[Dataset entries on figures]
○ ○ ○ ○ ○ ○ ○
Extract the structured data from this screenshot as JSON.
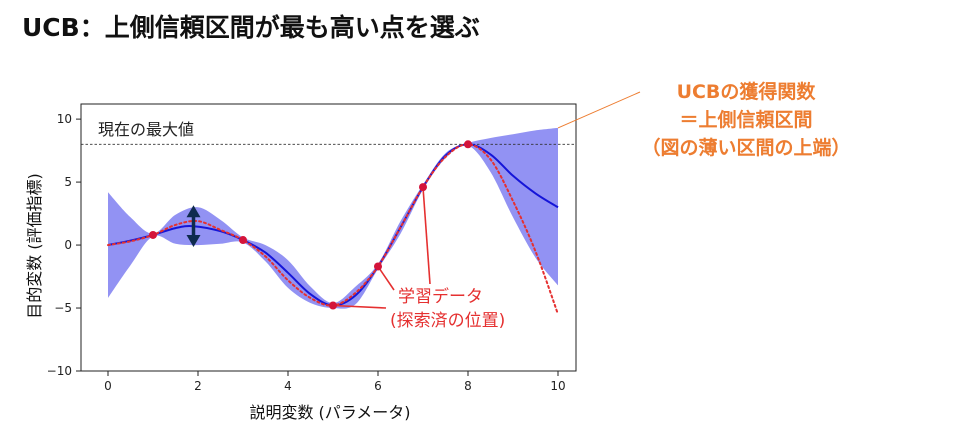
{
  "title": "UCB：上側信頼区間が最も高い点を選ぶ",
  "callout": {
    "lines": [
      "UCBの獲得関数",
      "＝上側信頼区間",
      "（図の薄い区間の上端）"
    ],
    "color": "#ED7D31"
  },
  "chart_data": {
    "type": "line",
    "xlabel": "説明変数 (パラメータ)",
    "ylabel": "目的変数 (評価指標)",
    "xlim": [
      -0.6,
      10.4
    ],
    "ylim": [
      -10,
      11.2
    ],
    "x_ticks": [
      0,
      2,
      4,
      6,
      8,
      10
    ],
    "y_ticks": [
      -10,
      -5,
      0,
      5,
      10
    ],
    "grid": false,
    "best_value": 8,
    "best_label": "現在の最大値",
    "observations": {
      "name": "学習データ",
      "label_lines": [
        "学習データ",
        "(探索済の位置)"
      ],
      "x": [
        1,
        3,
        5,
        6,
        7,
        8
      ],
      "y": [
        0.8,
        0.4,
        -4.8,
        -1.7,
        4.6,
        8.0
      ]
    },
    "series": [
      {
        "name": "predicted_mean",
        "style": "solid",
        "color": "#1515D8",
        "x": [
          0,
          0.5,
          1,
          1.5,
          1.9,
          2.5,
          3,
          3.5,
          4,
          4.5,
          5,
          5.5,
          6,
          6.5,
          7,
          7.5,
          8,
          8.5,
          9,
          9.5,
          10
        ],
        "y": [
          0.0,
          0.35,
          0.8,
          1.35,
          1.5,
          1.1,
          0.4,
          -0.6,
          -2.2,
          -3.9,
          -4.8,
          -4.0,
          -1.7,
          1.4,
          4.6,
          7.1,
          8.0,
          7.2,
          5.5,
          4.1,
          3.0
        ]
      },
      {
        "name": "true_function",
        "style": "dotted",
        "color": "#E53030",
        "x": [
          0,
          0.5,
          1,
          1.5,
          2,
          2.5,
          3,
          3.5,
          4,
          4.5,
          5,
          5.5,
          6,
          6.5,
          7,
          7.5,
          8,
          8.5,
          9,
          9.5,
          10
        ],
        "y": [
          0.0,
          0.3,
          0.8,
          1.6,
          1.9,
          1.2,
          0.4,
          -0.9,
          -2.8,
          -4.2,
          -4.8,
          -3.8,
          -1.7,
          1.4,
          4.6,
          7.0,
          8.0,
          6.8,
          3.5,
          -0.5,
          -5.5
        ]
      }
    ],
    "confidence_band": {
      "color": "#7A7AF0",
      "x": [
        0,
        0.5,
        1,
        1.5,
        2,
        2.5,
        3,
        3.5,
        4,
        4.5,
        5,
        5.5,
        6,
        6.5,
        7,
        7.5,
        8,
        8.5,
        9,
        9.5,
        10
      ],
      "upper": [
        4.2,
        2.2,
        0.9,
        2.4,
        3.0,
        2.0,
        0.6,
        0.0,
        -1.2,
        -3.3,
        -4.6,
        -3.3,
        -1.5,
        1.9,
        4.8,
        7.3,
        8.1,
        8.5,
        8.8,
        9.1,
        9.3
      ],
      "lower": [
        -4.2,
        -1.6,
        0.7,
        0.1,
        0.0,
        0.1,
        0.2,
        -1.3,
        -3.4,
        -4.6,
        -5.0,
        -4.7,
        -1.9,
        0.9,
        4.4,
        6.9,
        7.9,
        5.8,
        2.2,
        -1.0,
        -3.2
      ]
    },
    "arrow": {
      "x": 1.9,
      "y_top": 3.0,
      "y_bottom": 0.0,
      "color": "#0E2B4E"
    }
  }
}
○ ○ ○ ○ ○ ○ ○
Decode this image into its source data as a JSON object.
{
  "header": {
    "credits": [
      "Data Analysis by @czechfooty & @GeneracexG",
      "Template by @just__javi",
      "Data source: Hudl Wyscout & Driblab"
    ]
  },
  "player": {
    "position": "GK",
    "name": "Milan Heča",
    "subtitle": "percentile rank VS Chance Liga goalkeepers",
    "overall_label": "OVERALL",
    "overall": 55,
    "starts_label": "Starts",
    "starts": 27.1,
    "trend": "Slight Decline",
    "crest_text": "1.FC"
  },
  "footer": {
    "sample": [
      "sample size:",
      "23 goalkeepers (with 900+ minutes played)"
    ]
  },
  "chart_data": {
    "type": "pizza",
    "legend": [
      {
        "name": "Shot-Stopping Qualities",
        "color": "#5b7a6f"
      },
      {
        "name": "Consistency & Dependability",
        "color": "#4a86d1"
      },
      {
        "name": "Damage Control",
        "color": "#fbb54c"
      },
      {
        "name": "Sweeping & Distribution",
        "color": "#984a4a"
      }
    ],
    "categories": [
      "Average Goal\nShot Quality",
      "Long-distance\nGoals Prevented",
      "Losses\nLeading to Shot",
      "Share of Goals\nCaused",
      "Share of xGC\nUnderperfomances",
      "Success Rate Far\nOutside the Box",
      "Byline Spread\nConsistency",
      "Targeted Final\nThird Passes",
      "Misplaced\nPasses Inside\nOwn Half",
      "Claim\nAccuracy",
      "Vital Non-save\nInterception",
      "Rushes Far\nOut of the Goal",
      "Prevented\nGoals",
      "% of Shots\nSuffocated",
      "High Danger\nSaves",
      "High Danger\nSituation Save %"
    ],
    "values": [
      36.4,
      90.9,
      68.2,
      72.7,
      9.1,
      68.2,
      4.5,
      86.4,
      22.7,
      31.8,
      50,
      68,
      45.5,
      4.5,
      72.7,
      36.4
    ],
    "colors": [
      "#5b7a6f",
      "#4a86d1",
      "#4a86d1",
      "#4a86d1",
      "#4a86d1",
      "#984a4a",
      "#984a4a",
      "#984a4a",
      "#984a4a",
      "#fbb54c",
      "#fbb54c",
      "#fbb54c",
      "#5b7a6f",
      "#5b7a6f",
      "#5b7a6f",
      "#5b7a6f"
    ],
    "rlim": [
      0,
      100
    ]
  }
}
○ ○ ○ ○ ○ ○ ○
Show, from the material above, each line that includes the string "High".

**RESPONSE TO THE TASK:**
      "High Danger\nSaves",
      "High Danger\nSituation Save %"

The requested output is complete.